Dataset excerpt:

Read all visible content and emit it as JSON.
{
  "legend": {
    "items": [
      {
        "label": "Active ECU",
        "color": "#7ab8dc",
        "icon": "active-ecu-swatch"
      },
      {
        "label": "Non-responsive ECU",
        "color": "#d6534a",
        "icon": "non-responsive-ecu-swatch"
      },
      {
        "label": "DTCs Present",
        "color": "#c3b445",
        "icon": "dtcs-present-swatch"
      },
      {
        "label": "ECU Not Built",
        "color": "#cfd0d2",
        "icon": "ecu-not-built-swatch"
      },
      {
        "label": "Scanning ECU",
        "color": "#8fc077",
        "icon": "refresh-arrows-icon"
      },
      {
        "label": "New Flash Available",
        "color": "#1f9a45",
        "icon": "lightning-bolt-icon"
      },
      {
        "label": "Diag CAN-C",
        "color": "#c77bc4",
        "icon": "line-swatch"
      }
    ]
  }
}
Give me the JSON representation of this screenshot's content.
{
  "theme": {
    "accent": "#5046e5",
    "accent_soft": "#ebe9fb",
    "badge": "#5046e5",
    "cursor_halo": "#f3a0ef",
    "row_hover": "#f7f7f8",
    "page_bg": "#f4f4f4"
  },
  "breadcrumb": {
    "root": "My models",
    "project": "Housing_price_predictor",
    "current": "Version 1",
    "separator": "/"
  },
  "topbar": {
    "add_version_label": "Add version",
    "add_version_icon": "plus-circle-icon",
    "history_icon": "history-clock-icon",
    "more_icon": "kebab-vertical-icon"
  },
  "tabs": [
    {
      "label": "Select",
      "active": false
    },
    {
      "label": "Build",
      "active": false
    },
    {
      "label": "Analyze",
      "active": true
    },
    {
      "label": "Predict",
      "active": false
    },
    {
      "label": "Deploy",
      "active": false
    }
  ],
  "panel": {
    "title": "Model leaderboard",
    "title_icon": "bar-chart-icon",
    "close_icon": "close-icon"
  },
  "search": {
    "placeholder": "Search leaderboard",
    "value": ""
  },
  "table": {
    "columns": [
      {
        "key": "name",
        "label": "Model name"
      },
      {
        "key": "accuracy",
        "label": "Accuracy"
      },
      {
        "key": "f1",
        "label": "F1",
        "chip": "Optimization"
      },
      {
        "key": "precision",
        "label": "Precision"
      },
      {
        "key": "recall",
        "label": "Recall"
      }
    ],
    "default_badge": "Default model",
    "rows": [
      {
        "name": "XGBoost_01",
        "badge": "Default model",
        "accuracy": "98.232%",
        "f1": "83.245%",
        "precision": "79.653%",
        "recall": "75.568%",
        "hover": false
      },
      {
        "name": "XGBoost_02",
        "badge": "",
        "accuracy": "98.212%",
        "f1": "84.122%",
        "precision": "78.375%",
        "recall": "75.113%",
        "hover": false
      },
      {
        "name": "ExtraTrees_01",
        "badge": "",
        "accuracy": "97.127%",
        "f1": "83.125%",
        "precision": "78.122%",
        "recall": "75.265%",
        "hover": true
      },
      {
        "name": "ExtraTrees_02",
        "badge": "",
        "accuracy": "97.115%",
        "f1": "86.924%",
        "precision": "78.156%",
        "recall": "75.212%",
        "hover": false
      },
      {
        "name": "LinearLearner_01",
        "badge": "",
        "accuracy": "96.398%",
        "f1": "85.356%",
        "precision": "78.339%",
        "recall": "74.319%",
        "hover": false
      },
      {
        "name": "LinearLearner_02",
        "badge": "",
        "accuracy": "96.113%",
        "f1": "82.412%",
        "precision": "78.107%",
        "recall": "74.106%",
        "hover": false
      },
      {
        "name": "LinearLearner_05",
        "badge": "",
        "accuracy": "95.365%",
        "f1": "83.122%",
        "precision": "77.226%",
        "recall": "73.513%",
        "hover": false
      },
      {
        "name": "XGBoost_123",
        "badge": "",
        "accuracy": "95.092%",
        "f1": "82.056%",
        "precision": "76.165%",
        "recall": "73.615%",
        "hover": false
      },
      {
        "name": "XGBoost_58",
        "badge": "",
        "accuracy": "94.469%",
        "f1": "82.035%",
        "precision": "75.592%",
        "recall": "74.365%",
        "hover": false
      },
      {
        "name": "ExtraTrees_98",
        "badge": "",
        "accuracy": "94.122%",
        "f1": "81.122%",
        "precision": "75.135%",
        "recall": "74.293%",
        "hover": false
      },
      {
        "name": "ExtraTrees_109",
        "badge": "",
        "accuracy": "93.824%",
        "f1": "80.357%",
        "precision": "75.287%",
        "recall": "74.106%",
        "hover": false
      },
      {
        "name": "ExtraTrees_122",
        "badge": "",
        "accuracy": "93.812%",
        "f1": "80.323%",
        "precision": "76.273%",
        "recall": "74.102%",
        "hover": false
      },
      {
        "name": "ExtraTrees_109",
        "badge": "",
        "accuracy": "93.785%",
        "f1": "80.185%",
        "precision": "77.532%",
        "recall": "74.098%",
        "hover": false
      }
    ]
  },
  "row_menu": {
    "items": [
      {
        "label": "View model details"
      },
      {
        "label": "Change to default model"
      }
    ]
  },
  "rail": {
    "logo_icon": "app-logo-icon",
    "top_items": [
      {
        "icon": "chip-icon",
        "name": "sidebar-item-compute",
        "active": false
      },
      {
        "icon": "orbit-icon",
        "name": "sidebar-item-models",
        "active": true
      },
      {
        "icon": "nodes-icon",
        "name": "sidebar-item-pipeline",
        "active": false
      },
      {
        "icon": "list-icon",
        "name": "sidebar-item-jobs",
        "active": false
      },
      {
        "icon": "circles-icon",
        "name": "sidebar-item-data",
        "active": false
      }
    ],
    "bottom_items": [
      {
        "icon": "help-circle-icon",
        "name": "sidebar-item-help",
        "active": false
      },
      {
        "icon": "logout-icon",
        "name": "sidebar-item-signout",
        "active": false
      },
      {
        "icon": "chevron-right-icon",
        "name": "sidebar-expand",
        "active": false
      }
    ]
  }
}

### Set problem
From the entries above, copy every line where the word "JSON" shows up.

### Correct response
Read all visible content and emit it as JSON.
Give me the JSON representation of this screenshot's content.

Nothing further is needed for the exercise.